- **YOUR INSTRUCTIONS**
Every entry must be given again exactly.

----

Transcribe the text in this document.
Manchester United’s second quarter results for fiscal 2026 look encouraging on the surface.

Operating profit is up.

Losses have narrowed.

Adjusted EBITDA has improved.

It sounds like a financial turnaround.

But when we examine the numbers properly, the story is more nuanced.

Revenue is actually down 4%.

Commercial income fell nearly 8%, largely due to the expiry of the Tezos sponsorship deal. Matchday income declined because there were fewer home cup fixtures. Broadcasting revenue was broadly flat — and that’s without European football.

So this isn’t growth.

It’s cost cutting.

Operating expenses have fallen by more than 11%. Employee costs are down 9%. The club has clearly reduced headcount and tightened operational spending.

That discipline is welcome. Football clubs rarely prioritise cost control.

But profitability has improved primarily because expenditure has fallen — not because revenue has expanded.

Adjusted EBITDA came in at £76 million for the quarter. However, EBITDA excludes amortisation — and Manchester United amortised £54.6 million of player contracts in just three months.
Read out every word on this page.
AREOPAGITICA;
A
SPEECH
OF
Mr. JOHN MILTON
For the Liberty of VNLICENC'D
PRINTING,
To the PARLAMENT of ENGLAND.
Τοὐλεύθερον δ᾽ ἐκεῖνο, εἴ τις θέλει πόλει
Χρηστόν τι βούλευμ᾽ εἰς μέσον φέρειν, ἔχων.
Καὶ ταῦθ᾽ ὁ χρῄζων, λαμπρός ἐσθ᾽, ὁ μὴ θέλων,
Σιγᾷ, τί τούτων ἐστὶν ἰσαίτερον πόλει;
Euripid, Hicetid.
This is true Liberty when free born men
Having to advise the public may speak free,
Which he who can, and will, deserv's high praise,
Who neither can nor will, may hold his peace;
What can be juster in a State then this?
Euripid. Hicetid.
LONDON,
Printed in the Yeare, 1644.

----

- **ANSWER IN FULL**
Transcribe the text in this document.
Manchester United’s second quarter results for fiscal 2026 look encouraging on the surface.

Operating profit is up.

Losses have narrowed.

Adjusted EBITDA has improved.

It sounds like a financial turnaround.

But when we examine the numbers properly, the story is more nuanced.

Revenue is actually down 4%.

Commercial income fell nearly 8%, largely due to the expiry of the Tezos sponsorship deal. Matchday income declined because there were fewer home cup fixtures. Broadcasting revenue was broadly flat — and that’s without European football.

So this isn’t growth.

It’s cost cutting.

Operating expenses have fallen by more than 11%. Employee costs are down 9%. The club has clearly reduced headcount and tightened operational spending.

That discipline is welcome. Football clubs rarely prioritise cost control.

But profitability has improved primarily because expenditure has fallen — not because revenue has expanded.

Adjusted EBITDA came in at £76 million for the quarter. However, EBITDA excludes amortisation — and Manchester United amortised £54.6 million of player contracts in just three months.
Read out every word on this page.
AREOPAGITICA;
A
SPEECH
OF
Mr. JOHN MILTON
For the Liberty of VNLICENC'D
PRINTING,
To the PARLAMENT of ENGLAND.
Τοὐλεύθερον δ᾽ ἐκεῖνο, εἴ τις θέλει πόλει
Χρηστόν τι βούλευμ᾽ εἰς μέσον φέρειν, ἔχων.
Καὶ ταῦθ᾽ ὁ χρῄζων, λαμπρός ἐσθ᾽, ὁ μὴ θέλων,
Σιγᾷ, τί τούτων ἐστὶν ἰσαίτερον πόλει;
Euripid, Hicetid.
This is true Liberty when free born men
Having to advise the public may speak free,
Which he who can, and will, deserv's high praise,
Who neither can nor will, may hold his peace;
What can be juster in a State then this?
Euripid. Hicetid.
LONDON,
Printed in the Yeare, 1644.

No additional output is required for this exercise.